- _SET TASK_: Pictures do not belong in the copy; quote every entry below exactly.
#### PROVIDED RECORDS
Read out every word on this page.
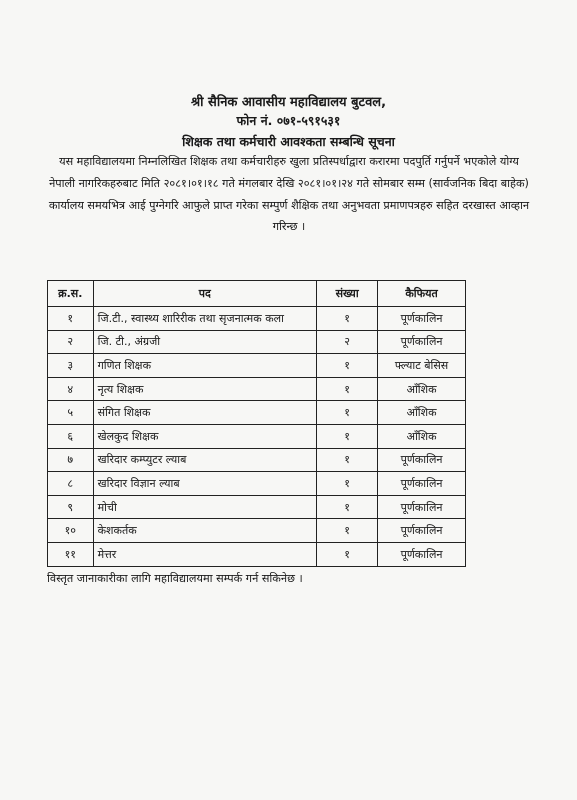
श्री सैनिक आवासीय महाविद्यालय बुटवल,
फोन नं. ०७१-५९१५३१
शिक्षक तथा कर्मचारी आवश्कता सम्बन्धि सूचना
यस महाविद्यालयमा निम्नलिखित शिक्षक तथा कर्मचारीहरु खुला प्रतिस्पर्धाद्वारा करारमा पदपुर्ति गर्नुपर्ने भएकोले योग्य नेपाली नागरिकहरुबाट मिति २०८१।०१।१८ गते मंगलबार देखि २०८१।०१।२४ गते सोमबार सम्म (सार्वजनिक बिदा बाहेक) कार्यालय समयभित्र आई पुग्नेगरि आफुले प्राप्त गरेका सम्पुर्ण शैक्षिक तथा अनुभवता प्रमाणपत्रहरु सहित दरखास्त आव्हान गरिन्छ ।
क्र.स.	पद	संख्या	कैफियत
१	जि.टी., स्वास्थ्य शारिरीक तथा सृजनात्मक कला	१	पूर्णकालिन
२	जि. टी., अंग्रजी	२	पूर्णकालिन
३	गणित शिक्षक	१	फ्ल्याट बेसिस
४	नृत्य शिक्षक	१	आँशिक
५	संगित शिक्षक	१	आँशिक
६	खेलकुद शिक्षक	१	आँशिक
७	खरिदार कम्प्युटर ल्याब	१	पूर्णकालिन
८	खरिदार विज्ञान ल्याब	१	पूर्णकालिन
९	मोची	१	पूर्णकालिन
१०	केशकर्तक	१	पूर्णकालिन
११	मेत्तर	१	पूर्णकालिन
विस्तृत जानाकारीका लागि महाविद्यालयमा सम्पर्क गर्न सकिनेछ ।
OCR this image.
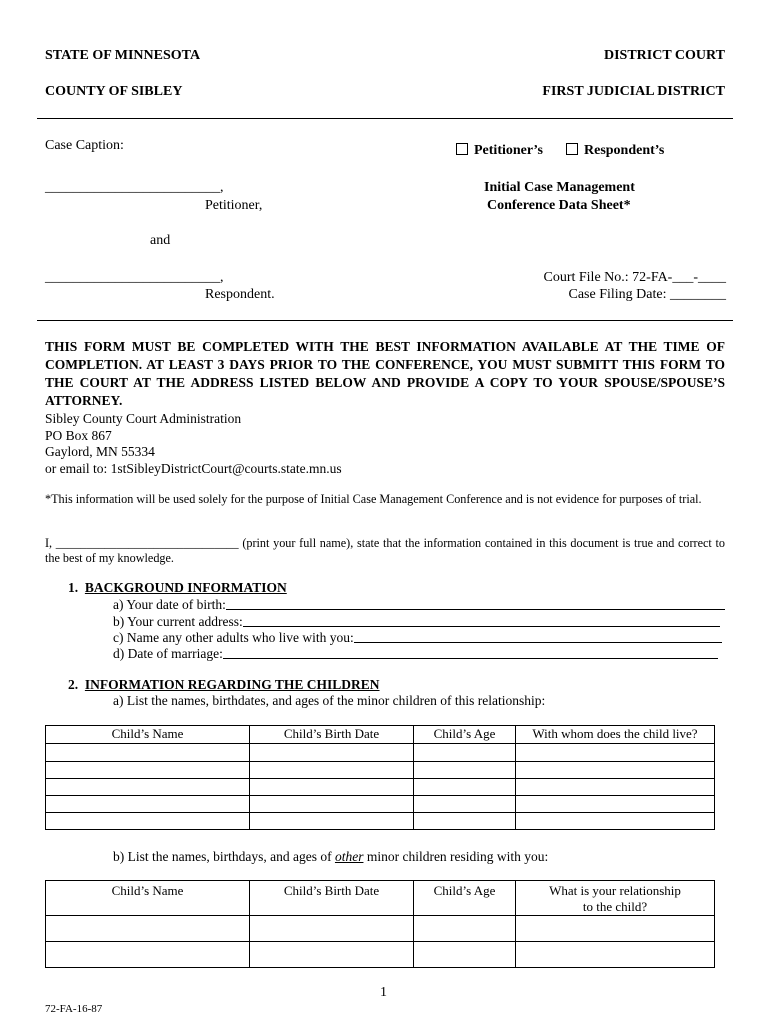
STATE OF MINNESOTA	DISTRICT COURT
COUNTY OF SIBLEY	FIRST JUDICIAL DISTRICT
Case Caption:	Petitioner’s	Respondent’s
_________________________,
Petitioner,
Initial Case Management
Conference Data Sheet*
and
_________________________,
Respondent.
Court File No.: 72-FA-___-____
Case Filing Date: ________
THIS FORM MUST BE COMPLETED WITH THE BEST INFORMATION AVAILABLE AT THE TIME OF COMPLETION. AT LEAST 3 DAYS PRIOR TO THE CONFERENCE, YOU MUST SUBMITT THIS FORM TO THE COURT AT THE ADDRESS LISTED BELOW AND PROVIDE A COPY TO YOUR SPOUSE/SPOUSE’S ATTORNEY.
Sibley County Court Administration
PO Box 867
Gaylord, MN 55334
or email to: 1stSibleyDistrictCourt@courts.state.mn.us
*This information will be used solely for the purpose of Initial Case Management Conference and is not evidence for purposes of trial.
I, ______________________________ (print your full name), state that the information contained in this document is true and correct to the best of my knowledge.
1. BACKGROUND INFORMATION
a) Your date of birth:
b) Your current address:
c) Name any other adults who live with you:
d) Date of marriage:
2. INFORMATION REGARDING THE CHILDREN
a) List the names, birthdates, and ages of the minor children of this relationship:
Child’s Name	Child’s Birth Date	Child’s Age	With whom does the child live?

b) List the names, birthdays, and ages of other minor children residing with you:
Child’s Name	Child’s Birth Date	Child’s Age	What is your relationship
to the child?

1
72-FA-16-87
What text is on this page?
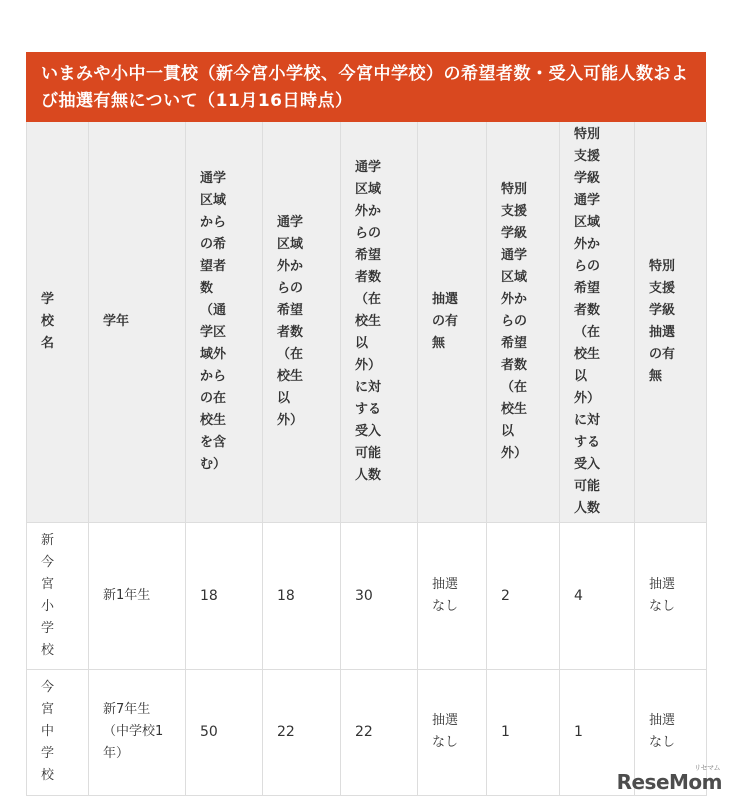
いまみや小中一貫校（新今宮小学校、今宮中学校）の希望者数・受入可能人数および抽選有無について（11月16日時点）
学校名	学年	通学区域からの希望者数（通学区域外からの在校生を含む）	通学区域外からの希望者数（在校生以外）	通学区域外からの希望者数（在校生以外）に対する受入可能人数	抽選の有無	特別支援学級通学区域外からの希望者数（在校生以外）	特別支援学級通学区域外からの希望者数（在校生以外）に対する受入可能人数	特別支援学級抽選の有無
新今宮小学校	新1年生	18	18	30	抽選なし	2	4	抽選なし
今宮中学校	新7年生（中学校1年）	50	22	22	抽選なし	1	1	抽選なし
リセマム
ReseMom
########
- _THE ANSWER_:
Read out every word on this page.
श्री सैनिक आवासीय महाविद्यालय बुटवल,
फोन नं. ०७१-५९१५३१
शिक्षक तथा कर्मचारी आवश्कता सम्बन्धि सूचना
यस महाविद्यालयमा निम्नलिखित शिक्षक तथा कर्मचारीहरु खुला प्रतिस्पर्धाद्वारा करारमा पदपुर्ति गर्नुपर्ने भएकोले योग्य नेपाली नागरिकहरुबाट मिति २०८१।०१।१८ गते मंगलबार देखि २०८१।०१।२४ गते सोमबार सम्म (सार्वजनिक बिदा बाहेक) कार्यालय समयभित्र आई पुग्नेगरि आफुले प्राप्त गरेका सम्पुर्ण शैक्षिक तथा अनुभवता प्रमाणपत्रहरु सहित दरखास्त आव्हान गरिन्छ ।
क्र.स.	पद	संख्या	कैफियत
१	जि.टी., स्वास्थ्य शारिरीक तथा सृजनात्मक कला	१	पूर्णकालिन
२	जि. टी., अंग्रजी	२	पूर्णकालिन
३	गणित शिक्षक	१	फ्ल्याट बेसिस
४	नृत्य शिक्षक	१	आँशिक
५	संगित शिक्षक	१	आँशिक
६	खेलकुद शिक्षक	१	आँशिक
७	खरिदार कम्प्युटर ल्याब	१	पूर्णकालिन
८	खरिदार विज्ञान ल्याब	१	पूर्णकालिन
९	मोची	१	पूर्णकालिन
१०	केशकर्तक	१	पूर्णकालिन
११	मेत्तर	१	पूर्णकालिन
विस्तृत जानाकारीका लागि महाविद्यालयमा सम्पर्क गर्न सकिनेछ ।
OCR this image.
STATE OF MINNESOTA	DISTRICT COURT
COUNTY OF SIBLEY	FIRST JUDICIAL DISTRICT
Case Caption:	Petitioner’s	Respondent’s
_________________________,
Petitioner,
Initial Case Management
Conference Data Sheet*
and
_________________________,
Respondent.
Court File No.: 72-FA-___-____
Case Filing Date: ________
THIS FORM MUST BE COMPLETED WITH THE BEST INFORMATION AVAILABLE AT THE TIME OF COMPLETION. AT LEAST 3 DAYS PRIOR TO THE CONFERENCE, YOU MUST SUBMITT THIS FORM TO THE COURT AT THE ADDRESS LISTED BELOW AND PROVIDE A COPY TO YOUR SPOUSE/SPOUSE’S ATTORNEY.
Sibley County Court Administration
PO Box 867
Gaylord, MN 55334
or email to: 1stSibleyDistrictCourt@courts.state.mn.us
*This information will be used solely for the purpose of Initial Case Management Conference and is not evidence for purposes of trial.
I, ______________________________ (print your full name), state that the information contained in this document is true and correct to the best of my knowledge.
1. BACKGROUND INFORMATION
a) Your date of birth:
b) Your current address:
c) Name any other adults who live with you:
d) Date of marriage:
2. INFORMATION REGARDING THE CHILDREN
a) List the names, birthdates, and ages of the minor children of this relationship:
Child’s Name	Child’s Birth Date	Child’s Age	With whom does the child live?

b) List the names, birthdays, and ages of other minor children residing with you:
Child’s Name	Child’s Birth Date	Child’s Age	What is your relationship
to the child?

1
72-FA-16-87
What text is on this page?
いまみや小中一貫校（新今宮小学校、今宮中学校）の希望者数・受入可能人数および抽選有無について（11月16日時点）
学校名	学年	通学区域からの希望者数（通学区域外からの在校生を含む）	通学区域外からの希望者数（在校生以外）	通学区域外からの希望者数（在校生以外）に対する受入可能人数	抽選の有無	特別支援学級通学区域外からの希望者数（在校生以外）	特別支援学級通学区域外からの希望者数（在校生以外）に対する受入可能人数	特別支援学級抽選の有無
新今宮小学校	新1年生	18	18	30	抽選なし	2	4	抽選なし
今宮中学校	新7年生（中学校1年）	50	22	22	抽選なし	1	1	抽選なし
リセマム
ReseMom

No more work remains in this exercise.